• INSTRUCTIONS TO FOLLOW: Render the lines below as a Markdown table with two columns, Row for the row number and Line for the line itself, omitting any blank lines.

** Begin **

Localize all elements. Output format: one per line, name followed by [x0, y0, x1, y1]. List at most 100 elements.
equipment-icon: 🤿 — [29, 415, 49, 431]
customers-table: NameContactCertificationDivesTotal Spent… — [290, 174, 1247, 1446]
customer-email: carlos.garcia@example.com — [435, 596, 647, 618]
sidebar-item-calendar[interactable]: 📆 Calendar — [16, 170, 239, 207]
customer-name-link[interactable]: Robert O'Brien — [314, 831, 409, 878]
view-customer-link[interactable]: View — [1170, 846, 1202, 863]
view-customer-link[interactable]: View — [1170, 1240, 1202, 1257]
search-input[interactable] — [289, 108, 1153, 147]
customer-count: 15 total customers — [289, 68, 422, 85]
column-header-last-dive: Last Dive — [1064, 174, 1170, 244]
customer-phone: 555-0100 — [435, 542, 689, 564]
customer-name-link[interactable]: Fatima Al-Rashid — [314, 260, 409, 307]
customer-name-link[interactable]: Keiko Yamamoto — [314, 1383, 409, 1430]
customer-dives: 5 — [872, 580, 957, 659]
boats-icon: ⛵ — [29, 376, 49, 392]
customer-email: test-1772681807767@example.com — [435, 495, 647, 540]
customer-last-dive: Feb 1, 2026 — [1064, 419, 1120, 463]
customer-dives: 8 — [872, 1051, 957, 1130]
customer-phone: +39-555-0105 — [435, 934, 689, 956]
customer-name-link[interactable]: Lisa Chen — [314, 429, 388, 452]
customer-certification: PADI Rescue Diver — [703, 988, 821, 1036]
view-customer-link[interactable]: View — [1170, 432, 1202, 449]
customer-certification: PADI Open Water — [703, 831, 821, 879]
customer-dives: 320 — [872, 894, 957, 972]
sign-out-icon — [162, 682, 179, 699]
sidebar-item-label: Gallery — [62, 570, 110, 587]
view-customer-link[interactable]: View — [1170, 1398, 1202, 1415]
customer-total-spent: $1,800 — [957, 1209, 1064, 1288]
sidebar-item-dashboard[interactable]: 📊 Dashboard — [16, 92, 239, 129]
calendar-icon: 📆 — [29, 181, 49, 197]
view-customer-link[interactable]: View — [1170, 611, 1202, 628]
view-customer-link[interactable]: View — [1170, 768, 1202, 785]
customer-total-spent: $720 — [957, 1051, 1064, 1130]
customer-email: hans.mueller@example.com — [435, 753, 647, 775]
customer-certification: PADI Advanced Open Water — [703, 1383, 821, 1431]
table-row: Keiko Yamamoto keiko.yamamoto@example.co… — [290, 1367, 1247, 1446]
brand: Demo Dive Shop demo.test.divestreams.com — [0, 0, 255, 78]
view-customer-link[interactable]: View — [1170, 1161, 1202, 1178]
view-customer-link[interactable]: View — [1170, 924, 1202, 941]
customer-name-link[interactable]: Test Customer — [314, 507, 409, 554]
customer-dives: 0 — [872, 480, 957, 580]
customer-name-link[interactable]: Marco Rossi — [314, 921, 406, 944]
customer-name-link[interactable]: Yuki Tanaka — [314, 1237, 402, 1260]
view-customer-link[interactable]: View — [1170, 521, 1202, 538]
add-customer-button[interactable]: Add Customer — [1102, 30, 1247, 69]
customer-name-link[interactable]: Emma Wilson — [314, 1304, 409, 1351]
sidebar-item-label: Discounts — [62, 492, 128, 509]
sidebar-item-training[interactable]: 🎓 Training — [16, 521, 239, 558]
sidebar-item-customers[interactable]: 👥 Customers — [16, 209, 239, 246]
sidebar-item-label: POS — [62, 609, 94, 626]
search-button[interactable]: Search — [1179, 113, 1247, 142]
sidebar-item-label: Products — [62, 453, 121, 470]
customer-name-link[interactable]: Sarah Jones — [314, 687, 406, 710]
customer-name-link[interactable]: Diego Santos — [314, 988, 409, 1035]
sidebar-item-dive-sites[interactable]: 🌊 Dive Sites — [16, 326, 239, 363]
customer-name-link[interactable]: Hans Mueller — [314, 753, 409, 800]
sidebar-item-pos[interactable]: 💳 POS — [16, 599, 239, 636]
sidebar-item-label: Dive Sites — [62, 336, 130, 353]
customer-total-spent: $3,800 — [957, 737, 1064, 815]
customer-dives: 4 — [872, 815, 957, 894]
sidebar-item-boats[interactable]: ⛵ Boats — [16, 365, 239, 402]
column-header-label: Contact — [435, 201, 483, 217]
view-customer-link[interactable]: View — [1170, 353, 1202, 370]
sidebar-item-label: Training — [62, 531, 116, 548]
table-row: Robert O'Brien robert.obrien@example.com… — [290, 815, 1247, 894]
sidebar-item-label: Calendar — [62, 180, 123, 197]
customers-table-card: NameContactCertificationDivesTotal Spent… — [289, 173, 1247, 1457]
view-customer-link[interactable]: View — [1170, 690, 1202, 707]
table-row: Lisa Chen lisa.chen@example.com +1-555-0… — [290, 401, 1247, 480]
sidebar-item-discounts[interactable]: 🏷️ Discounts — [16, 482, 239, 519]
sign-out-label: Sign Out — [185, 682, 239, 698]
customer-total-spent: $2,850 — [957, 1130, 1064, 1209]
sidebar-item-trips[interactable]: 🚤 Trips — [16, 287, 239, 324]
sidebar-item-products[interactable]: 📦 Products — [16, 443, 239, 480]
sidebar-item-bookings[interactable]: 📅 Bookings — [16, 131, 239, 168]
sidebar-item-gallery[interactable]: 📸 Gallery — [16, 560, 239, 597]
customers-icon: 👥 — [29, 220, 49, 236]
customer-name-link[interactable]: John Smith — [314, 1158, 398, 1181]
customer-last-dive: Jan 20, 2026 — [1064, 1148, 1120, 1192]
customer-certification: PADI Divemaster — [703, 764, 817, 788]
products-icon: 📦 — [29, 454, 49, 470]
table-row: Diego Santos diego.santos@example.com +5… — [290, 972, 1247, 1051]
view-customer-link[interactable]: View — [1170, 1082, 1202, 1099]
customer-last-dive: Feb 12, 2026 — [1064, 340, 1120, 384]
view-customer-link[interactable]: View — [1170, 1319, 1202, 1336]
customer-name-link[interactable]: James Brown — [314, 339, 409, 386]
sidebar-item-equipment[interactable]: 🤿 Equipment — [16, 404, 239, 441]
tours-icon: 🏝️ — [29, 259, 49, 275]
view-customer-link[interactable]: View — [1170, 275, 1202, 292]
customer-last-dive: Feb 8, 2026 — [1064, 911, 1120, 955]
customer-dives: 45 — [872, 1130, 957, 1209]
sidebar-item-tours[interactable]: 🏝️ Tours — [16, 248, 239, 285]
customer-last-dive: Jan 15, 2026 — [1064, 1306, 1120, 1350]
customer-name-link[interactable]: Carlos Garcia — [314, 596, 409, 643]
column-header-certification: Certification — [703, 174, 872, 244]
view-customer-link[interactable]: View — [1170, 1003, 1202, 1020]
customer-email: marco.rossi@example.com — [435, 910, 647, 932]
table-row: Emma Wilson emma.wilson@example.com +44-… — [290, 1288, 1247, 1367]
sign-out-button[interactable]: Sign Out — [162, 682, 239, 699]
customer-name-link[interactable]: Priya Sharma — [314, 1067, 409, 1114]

** End **

• FULL SOLUTION:
| Row | Line |
|---|---|
| 1 | Localize all elements. Output format: one per line, name followed by [x0, y0, x1, y1]. List at most 100 elements. |
| 2 | equipment-icon: 🤿 — [29, 415, 49, 431] |
| 3 | customers-table: NameContactCertificationDivesTotal Spent… — [290, 174, 1247, 1446] |
| 4 | customer-email: carlos.garcia@example.com — [435, 596, 647, 618] |
| 5 | sidebar-item-calendar[interactable]: 📆 Calendar — [16, 170, 239, 207] |
| 6 | customer-name-link[interactable]: Robert O'Brien — [314, 831, 409, 878] |
| 7 | view-customer-link[interactable]: View — [1170, 846, 1202, 863] |
| 8 | view-customer-link[interactable]: View — [1170, 1240, 1202, 1257] |
| 9 | search-input[interactable] — [289, 108, 1153, 147] |
| 10 | customer-count: 15 total customers — [289, 68, 422, 85] |
| 11 | column-header-last-dive: Last Dive — [1064, 174, 1170, 244] |
| 12 | customer-phone: 555-0100 — [435, 542, 689, 564] |
| 13 | customer-name-link[interactable]: Fatima Al-Rashid — [314, 260, 409, 307] |
| 14 | customer-name-link[interactable]: Keiko Yamamoto — [314, 1383, 409, 1430] |
| 15 | customer-dives: 5 — [872, 580, 957, 659] |
| 16 | boats-icon: ⛵ — [29, 376, 49, 392] |
| 17 | customer-email: test-1772681807767@example.com — [435, 495, 647, 540] |
| 18 | customer-last-dive: Feb 1, 2026 — [1064, 419, 1120, 463] |
| 19 | customer-dives: 8 — [872, 1051, 957, 1130] |
| 20 | customer-phone: +39-555-0105 — [435, 934, 689, 956] |
| 21 | customer-name-link[interactable]: Lisa Chen — [314, 429, 388, 452] |
| 22 | customer-certification: PADI Rescue Diver — [703, 988, 821, 1036] |
| 23 | view-customer-link[interactable]: View — [1170, 432, 1202, 449] |
| 24 | customer-certification: PADI Open Water — [703, 831, 821, 879] |
| 25 | customer-dives: 320 — [872, 894, 957, 972] |
| 26 | sign-out-icon — [162, 682, 179, 699] |
| 27 | sidebar-item-label: Gallery — [62, 570, 110, 587] |
| 28 | view-customer-link[interactable]: View — [1170, 1398, 1202, 1415] |
| 29 | customer-total-spent: $1,800 — [957, 1209, 1064, 1288] |
| 30 | sidebar-item-dashboard[interactable]: 📊 Dashboard — [16, 92, 239, 129] |
| 31 | calendar-icon: 📆 — [29, 181, 49, 197] |
| 32 | view-customer-link[interactable]: View — [1170, 611, 1202, 628] |
| 33 | view-customer-link[interactable]: View — [1170, 768, 1202, 785] |
| 34 | customer-total-spent: $720 — [957, 1051, 1064, 1130] |
| 35 | customer-email: hans.mueller@example.com — [435, 753, 647, 775] |
| 36 | customer-certification: PADI Advanced Open Water — [703, 1383, 821, 1431] |
| 37 | table-row: Keiko Yamamoto keiko.yamamoto@example.co… — [290, 1367, 1247, 1446] |
| 38 | brand: Demo Dive Shop demo.test.divestreams.com — [0, 0, 255, 78] |
| 39 | view-customer-link[interactable]: View — [1170, 1161, 1202, 1178] |
| 40 | view-customer-link[interactable]: View — [1170, 924, 1202, 941] |
| 41 | customer-name-link[interactable]: Test Customer — [314, 507, 409, 554] |
| 42 | customer-dives: 0 — [872, 480, 957, 580] |
| 43 | customer-name-link[interactable]: Marco Rossi — [314, 921, 406, 944] |
| 44 | customer-name-link[interactable]: Yuki Tanaka — [314, 1237, 402, 1260] |
| 45 | view-customer-link[interactable]: View — [1170, 521, 1202, 538] |
| 46 | add-customer-button[interactable]: Add Customer — [1102, 30, 1247, 69] |
| 47 | customer-name-link[interactable]: Emma Wilson — [314, 1304, 409, 1351] |
| 48 | sidebar-item-label: Discounts — [62, 492, 128, 509] |
| 49 | sidebar-item-training[interactable]: 🎓 Training — [16, 521, 239, 558] |
| 50 | sidebar-item-customers[interactable]: 👥 Customers — [16, 209, 239, 246] |
| 51 | sidebar-item-label: POS — [62, 609, 94, 626] |
| 52 | search-button[interactable]: Search — [1179, 113, 1247, 142] |
| 53 | sidebar-item-label: Products — [62, 453, 121, 470] |
| 54 | customer-name-link[interactable]: Sarah Jones — [314, 687, 406, 710] |
| 55 | customer-name-link[interactable]: Diego Santos — [314, 988, 409, 1035] |
| 56 | sidebar-item-dive-sites[interactable]: 🌊 Dive Sites — [16, 326, 239, 363] |
| 57 | customer-name-link[interactable]: Hans Mueller — [314, 753, 409, 800] |
| 58 | sidebar-item-pos[interactable]: 💳 POS — [16, 599, 239, 636] |
| 59 | sidebar-item-label: Dive Sites — [62, 336, 130, 353] |
| 60 | customer-total-spent: $3,800 — [957, 737, 1064, 815] |
| 61 | customer-dives: 4 — [872, 815, 957, 894] |
| 62 | sidebar-item-boats[interactable]: ⛵ Boats — [16, 365, 239, 402] |
| 63 | column-header-label: Contact — [435, 201, 483, 217] |
| 64 | view-customer-link[interactable]: View — [1170, 353, 1202, 370] |
| 65 | sidebar-item-label: Training — [62, 531, 116, 548] |
| 66 | table-row: Robert O'Brien robert.obrien@example.com… — [290, 815, 1247, 894] |
| 67 | sidebar-item-label: Calendar — [62, 180, 123, 197] |
| 68 | customers-table-card: NameContactCertificationDivesTotal Spent… — [289, 173, 1247, 1457] |
| 69 | view-customer-link[interactable]: View — [1170, 690, 1202, 707] |
| 70 | table-row: Lisa Chen lisa.chen@example.com +1-555-0… — [290, 401, 1247, 480] |
| 71 | sidebar-item-discounts[interactable]: 🏷️ Discounts — [16, 482, 239, 519] |
| 72 | sign-out-label: Sign Out — [185, 682, 239, 698] |
| 73 | customer-total-spent: $2,850 — [957, 1130, 1064, 1209] |
| 74 | sidebar-item-trips[interactable]: 🚤 Trips — [16, 287, 239, 324] |
| 75 | sidebar-item-products[interactable]: 📦 Products — [16, 443, 239, 480] |
| 76 | sidebar-item-bookings[interactable]: 📅 Bookings — [16, 131, 239, 168] |
| 77 | sidebar-item-gallery[interactable]: 📸 Gallery — [16, 560, 239, 597] |
| 78 | customers-icon: 👥 — [29, 220, 49, 236] |
| 79 | customer-name-link[interactable]: John Smith — [314, 1158, 398, 1181] |
| 80 | customer-last-dive: Jan 20, 2026 — [1064, 1148, 1120, 1192] |
| 81 | customer-certification: PADI Divemaster — [703, 764, 817, 788] |
| 82 | products-icon: 📦 — [29, 454, 49, 470] |
| 83 | table-row: Diego Santos diego.santos@example.com +5… — [290, 972, 1247, 1051] |
| 84 | view-customer-link[interactable]: View — [1170, 1082, 1202, 1099] |
| 85 | customer-last-dive: Feb 12, 2026 — [1064, 340, 1120, 384] |
| 86 | view-customer-link[interactable]: View — [1170, 1319, 1202, 1336] |
| 87 | customer-name-link[interactable]: James Brown — [314, 339, 409, 386] |
| 88 | sidebar-item-equipment[interactable]: 🤿 Equipment — [16, 404, 239, 441] |
| 89 | tours-icon: 🏝️ — [29, 259, 49, 275] |
| 90 | view-customer-link[interactable]: View — [1170, 275, 1202, 292] |
| 91 | customer-last-dive: Feb 8, 2026 — [1064, 911, 1120, 955] |
| 92 | customer-dives: 45 — [872, 1130, 957, 1209] |
| 93 | sidebar-item-tours[interactable]: 🏝️ Tours — [16, 248, 239, 285] |
| 94 | customer-last-dive: Jan 15, 2026 — [1064, 1306, 1120, 1350] |
| 95 | customer-name-link[interactable]: Carlos Garcia — [314, 596, 409, 643] |
| 96 | column-header-certification: Certification — [703, 174, 872, 244] |
| 97 | view-customer-link[interactable]: View — [1170, 1003, 1202, 1020] |
| 98 | customer-email: marco.rossi@example.com — [435, 910, 647, 932] |
| 99 | table-row: Emma Wilson emma.wilson@example.com +44-… — [290, 1288, 1247, 1367] |
| 100 | sign-out-button[interactable]: Sign Out — [162, 682, 239, 699] |
| 101 | customer-name-link[interactable]: Priya Sharma — [314, 1067, 409, 1114] |